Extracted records
• • • •

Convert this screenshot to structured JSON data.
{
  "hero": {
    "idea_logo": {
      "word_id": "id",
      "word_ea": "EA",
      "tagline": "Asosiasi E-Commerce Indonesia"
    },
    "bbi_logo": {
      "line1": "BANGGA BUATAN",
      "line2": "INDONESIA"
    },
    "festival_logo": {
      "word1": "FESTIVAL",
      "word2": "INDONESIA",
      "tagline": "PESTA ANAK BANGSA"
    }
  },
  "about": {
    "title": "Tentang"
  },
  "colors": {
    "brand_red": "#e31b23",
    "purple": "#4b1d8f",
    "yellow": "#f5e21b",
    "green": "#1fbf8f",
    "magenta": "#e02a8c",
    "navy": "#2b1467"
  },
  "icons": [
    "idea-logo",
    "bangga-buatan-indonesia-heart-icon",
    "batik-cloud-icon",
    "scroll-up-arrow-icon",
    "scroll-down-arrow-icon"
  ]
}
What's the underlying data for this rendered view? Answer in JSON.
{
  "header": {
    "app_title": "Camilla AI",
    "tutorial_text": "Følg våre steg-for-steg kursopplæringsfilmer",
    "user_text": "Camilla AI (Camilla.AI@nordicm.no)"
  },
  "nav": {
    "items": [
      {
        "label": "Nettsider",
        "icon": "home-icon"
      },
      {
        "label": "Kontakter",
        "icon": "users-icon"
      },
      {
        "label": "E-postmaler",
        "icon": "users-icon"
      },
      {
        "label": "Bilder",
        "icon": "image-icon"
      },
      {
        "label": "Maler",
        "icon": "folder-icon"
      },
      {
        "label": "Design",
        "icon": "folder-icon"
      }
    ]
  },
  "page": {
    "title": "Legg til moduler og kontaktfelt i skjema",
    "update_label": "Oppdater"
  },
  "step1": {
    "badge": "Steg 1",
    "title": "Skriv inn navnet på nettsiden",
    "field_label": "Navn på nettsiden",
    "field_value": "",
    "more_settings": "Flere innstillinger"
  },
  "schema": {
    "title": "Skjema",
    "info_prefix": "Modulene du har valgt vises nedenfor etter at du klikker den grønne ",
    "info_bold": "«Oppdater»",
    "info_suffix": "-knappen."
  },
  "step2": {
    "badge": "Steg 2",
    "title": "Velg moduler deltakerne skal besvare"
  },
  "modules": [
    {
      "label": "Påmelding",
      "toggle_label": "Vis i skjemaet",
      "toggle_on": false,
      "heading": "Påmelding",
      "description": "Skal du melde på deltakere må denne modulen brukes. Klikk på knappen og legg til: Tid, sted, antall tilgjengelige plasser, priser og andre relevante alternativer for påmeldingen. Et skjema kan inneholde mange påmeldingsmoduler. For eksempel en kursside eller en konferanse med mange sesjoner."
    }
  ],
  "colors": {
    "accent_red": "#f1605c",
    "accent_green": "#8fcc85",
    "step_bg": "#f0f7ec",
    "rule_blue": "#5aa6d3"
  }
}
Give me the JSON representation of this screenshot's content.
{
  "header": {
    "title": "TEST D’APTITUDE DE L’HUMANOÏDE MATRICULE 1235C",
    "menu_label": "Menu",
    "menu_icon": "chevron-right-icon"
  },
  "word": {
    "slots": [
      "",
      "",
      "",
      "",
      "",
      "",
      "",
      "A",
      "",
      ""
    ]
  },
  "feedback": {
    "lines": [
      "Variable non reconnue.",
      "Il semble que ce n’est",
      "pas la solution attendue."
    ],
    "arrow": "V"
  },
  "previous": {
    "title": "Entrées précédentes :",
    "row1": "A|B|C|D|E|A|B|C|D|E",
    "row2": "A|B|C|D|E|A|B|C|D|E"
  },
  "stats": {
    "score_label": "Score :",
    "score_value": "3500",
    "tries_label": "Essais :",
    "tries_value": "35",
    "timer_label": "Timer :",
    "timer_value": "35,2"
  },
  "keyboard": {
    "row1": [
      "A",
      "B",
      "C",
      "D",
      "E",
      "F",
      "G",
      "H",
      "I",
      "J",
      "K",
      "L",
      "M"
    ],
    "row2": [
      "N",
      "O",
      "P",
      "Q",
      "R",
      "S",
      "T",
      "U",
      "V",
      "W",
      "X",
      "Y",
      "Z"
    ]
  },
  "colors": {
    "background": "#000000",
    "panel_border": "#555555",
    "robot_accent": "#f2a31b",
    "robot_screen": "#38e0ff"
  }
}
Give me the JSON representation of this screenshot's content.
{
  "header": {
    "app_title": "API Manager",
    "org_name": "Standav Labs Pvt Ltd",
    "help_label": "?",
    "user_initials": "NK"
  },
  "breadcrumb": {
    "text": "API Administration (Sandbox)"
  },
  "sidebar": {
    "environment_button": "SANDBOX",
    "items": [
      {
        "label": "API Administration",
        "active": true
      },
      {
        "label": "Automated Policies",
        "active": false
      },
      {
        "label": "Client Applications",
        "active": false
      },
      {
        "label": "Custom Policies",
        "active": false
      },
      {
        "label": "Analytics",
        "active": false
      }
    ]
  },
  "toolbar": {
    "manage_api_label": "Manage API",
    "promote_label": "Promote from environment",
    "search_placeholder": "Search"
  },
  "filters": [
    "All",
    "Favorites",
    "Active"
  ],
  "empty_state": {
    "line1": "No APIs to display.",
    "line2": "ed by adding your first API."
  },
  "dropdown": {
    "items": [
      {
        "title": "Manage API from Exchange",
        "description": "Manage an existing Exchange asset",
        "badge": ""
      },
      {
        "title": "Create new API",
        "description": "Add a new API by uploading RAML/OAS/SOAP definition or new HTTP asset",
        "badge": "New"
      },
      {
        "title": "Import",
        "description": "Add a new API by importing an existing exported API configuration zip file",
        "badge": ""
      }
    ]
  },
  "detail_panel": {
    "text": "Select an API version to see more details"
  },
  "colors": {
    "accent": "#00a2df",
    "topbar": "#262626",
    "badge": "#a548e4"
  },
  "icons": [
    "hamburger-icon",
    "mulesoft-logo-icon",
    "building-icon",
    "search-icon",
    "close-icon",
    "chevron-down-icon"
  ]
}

• • • •

Given instruction — Output all of the data again, exactly.

Written solution —
Convert this screenshot to structured JSON data.
{
  "hero": {
    "idea_logo": {
      "word_id": "id",
      "word_ea": "EA",
      "tagline": "Asosiasi E-Commerce Indonesia"
    },
    "bbi_logo": {
      "line1": "BANGGA BUATAN",
      "line2": "INDONESIA"
    },
    "festival_logo": {
      "word1": "FESTIVAL",
      "word2": "INDONESIA",
      "tagline": "PESTA ANAK BANGSA"
    }
  },
  "about": {
    "title": "Tentang"
  },
  "colors": {
    "brand_red": "#e31b23",
    "purple": "#4b1d8f",
    "yellow": "#f5e21b",
    "green": "#1fbf8f",
    "magenta": "#e02a8c",
    "navy": "#2b1467"
  },
  "icons": [
    "idea-logo",
    "bangga-buatan-indonesia-heart-icon",
    "batik-cloud-icon",
    "scroll-up-arrow-icon",
    "scroll-down-arrow-icon"
  ]
}
What's the underlying data for this rendered view? Answer in JSON.
{
  "header": {
    "app_title": "Camilla AI",
    "tutorial_text": "Følg våre steg-for-steg kursopplæringsfilmer",
    "user_text": "Camilla AI (Camilla.AI@nordicm.no)"
  },
  "nav": {
    "items": [
      {
        "label": "Nettsider",
        "icon": "home-icon"
      },
      {
        "label": "Kontakter",
        "icon": "users-icon"
      },
      {
        "label": "E-postmaler",
        "icon": "users-icon"
      },
      {
        "label": "Bilder",
        "icon": "image-icon"
      },
      {
        "label": "Maler",
        "icon": "folder-icon"
      },
      {
        "label": "Design",
        "icon": "folder-icon"
      }
    ]
  },
  "page": {
    "title": "Legg til moduler og kontaktfelt i skjema",
    "update_label": "Oppdater"
  },
  "step1": {
    "badge": "Steg 1",
    "title": "Skriv inn navnet på nettsiden",
    "field_label": "Navn på nettsiden",
    "field_value": "",
    "more_settings": "Flere innstillinger"
  },
  "schema": {
    "title": "Skjema",
    "info_prefix": "Modulene du har valgt vises nedenfor etter at du klikker den grønne ",
    "info_bold": "«Oppdater»",
    "info_suffix": "-knappen."
  },
  "step2": {
    "badge": "Steg 2",
    "title": "Velg moduler deltakerne skal besvare"
  },
  "modules": [
    {
      "label": "Påmelding",
      "toggle_label": "Vis i skjemaet",
      "toggle_on": false,
      "heading": "Påmelding",
      "description": "Skal du melde på deltakere må denne modulen brukes. Klikk på knappen og legg til: Tid, sted, antall tilgjengelige plasser, priser og andre relevante alternativer for påmeldingen. Et skjema kan inneholde mange påmeldingsmoduler. For eksempel en kursside eller en konferanse med mange sesjoner."
    }
  ],
  "colors": {
    "accent_red": "#f1605c",
    "accent_green": "#8fcc85",
    "step_bg": "#f0f7ec",
    "rule_blue": "#5aa6d3"
  }
}
Give me the JSON representation of this screenshot's content.
{
  "header": {
    "title": "TEST D’APTITUDE DE L’HUMANOÏDE MATRICULE 1235C",
    "menu_label": "Menu",
    "menu_icon": "chevron-right-icon"
  },
  "word": {
    "slots": [
      "",
      "",
      "",
      "",
      "",
      "",
      "",
      "A",
      "",
      ""
    ]
  },
  "feedback": {
    "lines": [
      "Variable non reconnue.",
      "Il semble que ce n’est",
      "pas la solution attendue."
    ],
    "arrow": "V"
  },
  "previous": {
    "title": "Entrées précédentes :",
    "row1": "A|B|C|D|E|A|B|C|D|E",
    "row2": "A|B|C|D|E|A|B|C|D|E"
  },
  "stats": {
    "score_label": "Score :",
    "score_value": "3500",
    "tries_label": "Essais :",
    "tries_value": "35",
    "timer_label": "Timer :",
    "timer_value": "35,2"
  },
  "keyboard": {
    "row1": [
      "A",
      "B",
      "C",
      "D",
      "E",
      "F",
      "G",
      "H",
      "I",
      "J",
      "K",
      "L",
      "M"
    ],
    "row2": [
      "N",
      "O",
      "P",
      "Q",
      "R",
      "S",
      "T",
      "U",
      "V",
      "W",
      "X",
      "Y",
      "Z"
    ]
  },
  "colors": {
    "background": "#000000",
    "panel_border": "#555555",
    "robot_accent": "#f2a31b",
    "robot_screen": "#38e0ff"
  }
}
Give me the JSON representation of this screenshot's content.
{
  "header": {
    "app_title": "API Manager",
    "org_name": "Standav Labs Pvt Ltd",
    "help_label": "?",
    "user_initials": "NK"
  },
  "breadcrumb": {
    "text": "API Administration (Sandbox)"
  },
  "sidebar": {
    "environment_button": "SANDBOX",
    "items": [
      {
        "label": "API Administration",
        "active": true
      },
      {
        "label": "Automated Policies",
        "active": false
      },
      {
        "label": "Client Applications",
        "active": false
      },
      {
        "label": "Custom Policies",
        "active": false
      },
      {
        "label": "Analytics",
        "active": false
      }
    ]
  },
  "toolbar": {
    "manage_api_label": "Manage API",
    "promote_label": "Promote from environment",
    "search_placeholder": "Search"
  },
  "filters": [
    "All",
    "Favorites",
    "Active"
  ],
  "empty_state": {
    "line1": "No APIs to display.",
    "line2": "ed by adding your first API."
  },
  "dropdown": {
    "items": [
      {
        "title": "Manage API from Exchange",
        "description": "Manage an existing Exchange asset",
        "badge": ""
      },
      {
        "title": "Create new API",
        "description": "Add a new API by uploading RAML/OAS/SOAP definition or new HTTP asset",
        "badge": "New"
      },
      {
        "title": "Import",
        "description": "Add a new API by importing an existing exported API configuration zip file",
        "badge": ""
      }
    ]
  },
  "detail_panel": {
    "text": "Select an API version to see more details"
  },
  "colors": {
    "accent": "#00a2df",
    "topbar": "#262626",
    "badge": "#a548e4"
  },
  "icons": [
    "hamburger-icon",
    "mulesoft-logo-icon",
    "building-icon",
    "search-icon",
    "close-icon",
    "chevron-down-icon"
  ]
}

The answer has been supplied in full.